• [REQUEST] What is the number of lines holding the word "true"? Write that number and nothing else.

• [DATASET EXCERPTS]
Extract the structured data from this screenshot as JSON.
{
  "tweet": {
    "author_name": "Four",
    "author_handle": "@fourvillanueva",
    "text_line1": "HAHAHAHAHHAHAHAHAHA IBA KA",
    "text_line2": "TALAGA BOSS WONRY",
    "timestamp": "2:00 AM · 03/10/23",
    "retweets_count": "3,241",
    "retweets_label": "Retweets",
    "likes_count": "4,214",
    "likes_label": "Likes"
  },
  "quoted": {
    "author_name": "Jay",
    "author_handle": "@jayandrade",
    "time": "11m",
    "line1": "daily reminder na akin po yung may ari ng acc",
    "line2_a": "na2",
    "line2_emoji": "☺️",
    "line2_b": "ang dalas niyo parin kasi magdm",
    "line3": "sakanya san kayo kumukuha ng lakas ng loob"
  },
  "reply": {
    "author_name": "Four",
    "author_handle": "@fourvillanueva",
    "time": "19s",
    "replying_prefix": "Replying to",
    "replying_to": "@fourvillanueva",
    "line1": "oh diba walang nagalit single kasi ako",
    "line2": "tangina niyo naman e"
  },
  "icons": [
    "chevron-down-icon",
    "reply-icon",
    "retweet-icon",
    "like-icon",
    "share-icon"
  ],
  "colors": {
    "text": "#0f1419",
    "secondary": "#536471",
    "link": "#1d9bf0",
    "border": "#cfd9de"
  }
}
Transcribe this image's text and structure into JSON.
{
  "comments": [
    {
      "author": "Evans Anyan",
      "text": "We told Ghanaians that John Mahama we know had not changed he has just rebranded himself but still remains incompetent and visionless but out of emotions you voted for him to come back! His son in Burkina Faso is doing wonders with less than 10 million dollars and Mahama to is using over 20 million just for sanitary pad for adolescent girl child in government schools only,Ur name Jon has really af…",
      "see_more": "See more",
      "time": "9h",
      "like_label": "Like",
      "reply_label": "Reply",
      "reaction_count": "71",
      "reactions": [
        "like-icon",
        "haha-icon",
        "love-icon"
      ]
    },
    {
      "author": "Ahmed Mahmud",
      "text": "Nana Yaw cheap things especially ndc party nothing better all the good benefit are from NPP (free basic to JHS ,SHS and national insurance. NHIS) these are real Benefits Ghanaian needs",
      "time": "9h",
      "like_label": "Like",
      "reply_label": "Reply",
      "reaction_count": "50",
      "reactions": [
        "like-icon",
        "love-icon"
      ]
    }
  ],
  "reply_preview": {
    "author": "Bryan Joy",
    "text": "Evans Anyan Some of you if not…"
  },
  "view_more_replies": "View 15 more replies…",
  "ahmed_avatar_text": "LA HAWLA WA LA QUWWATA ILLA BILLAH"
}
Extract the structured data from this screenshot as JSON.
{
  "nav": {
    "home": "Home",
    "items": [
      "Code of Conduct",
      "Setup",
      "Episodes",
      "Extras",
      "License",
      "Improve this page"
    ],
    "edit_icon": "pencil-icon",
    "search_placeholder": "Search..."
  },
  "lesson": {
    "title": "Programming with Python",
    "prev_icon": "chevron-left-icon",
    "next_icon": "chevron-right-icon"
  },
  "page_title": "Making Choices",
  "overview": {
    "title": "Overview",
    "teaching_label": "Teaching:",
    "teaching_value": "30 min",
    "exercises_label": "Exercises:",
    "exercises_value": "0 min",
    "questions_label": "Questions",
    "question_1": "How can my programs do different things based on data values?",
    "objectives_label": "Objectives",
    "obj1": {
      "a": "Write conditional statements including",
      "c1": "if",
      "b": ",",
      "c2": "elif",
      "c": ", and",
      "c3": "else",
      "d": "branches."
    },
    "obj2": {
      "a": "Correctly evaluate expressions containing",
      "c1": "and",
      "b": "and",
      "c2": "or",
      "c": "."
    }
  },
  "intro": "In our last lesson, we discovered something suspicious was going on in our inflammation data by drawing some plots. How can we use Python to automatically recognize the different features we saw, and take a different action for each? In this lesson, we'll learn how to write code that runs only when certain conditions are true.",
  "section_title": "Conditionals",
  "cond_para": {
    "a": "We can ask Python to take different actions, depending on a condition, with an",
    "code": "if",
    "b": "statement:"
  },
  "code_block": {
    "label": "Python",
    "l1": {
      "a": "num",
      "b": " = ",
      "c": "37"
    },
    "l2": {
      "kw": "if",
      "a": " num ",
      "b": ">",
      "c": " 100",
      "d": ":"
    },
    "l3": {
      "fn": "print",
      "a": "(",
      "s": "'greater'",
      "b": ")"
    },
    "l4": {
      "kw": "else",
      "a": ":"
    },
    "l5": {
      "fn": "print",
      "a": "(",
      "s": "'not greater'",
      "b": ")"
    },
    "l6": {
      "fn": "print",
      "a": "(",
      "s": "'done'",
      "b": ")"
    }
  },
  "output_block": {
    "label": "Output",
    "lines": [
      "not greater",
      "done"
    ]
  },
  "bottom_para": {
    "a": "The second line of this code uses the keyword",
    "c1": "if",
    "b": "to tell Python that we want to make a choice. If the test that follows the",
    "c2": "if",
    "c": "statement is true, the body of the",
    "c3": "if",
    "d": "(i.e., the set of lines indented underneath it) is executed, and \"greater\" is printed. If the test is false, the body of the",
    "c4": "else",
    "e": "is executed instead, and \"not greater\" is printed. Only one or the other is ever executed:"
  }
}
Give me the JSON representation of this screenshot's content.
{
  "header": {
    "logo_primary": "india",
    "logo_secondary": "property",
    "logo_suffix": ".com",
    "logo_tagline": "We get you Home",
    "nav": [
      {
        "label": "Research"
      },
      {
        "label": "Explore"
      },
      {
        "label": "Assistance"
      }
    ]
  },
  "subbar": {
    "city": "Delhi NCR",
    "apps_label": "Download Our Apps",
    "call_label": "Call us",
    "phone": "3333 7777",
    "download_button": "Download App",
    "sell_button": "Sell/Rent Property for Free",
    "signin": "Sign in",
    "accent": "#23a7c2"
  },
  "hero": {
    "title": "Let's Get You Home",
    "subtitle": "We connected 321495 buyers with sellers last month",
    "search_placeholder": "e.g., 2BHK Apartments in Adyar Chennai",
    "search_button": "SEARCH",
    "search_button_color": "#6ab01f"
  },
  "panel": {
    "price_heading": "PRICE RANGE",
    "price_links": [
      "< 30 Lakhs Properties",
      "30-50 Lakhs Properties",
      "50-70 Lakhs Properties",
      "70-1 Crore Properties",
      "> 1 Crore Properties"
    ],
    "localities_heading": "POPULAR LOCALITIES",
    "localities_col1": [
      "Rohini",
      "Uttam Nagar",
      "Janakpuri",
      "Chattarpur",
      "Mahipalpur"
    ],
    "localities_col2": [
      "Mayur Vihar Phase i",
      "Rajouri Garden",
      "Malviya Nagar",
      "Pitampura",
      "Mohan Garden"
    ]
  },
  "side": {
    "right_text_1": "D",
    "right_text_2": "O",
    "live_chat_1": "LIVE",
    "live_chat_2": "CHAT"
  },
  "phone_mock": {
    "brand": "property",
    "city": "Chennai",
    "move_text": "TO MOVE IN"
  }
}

• [CORRECT OUTPUT] 2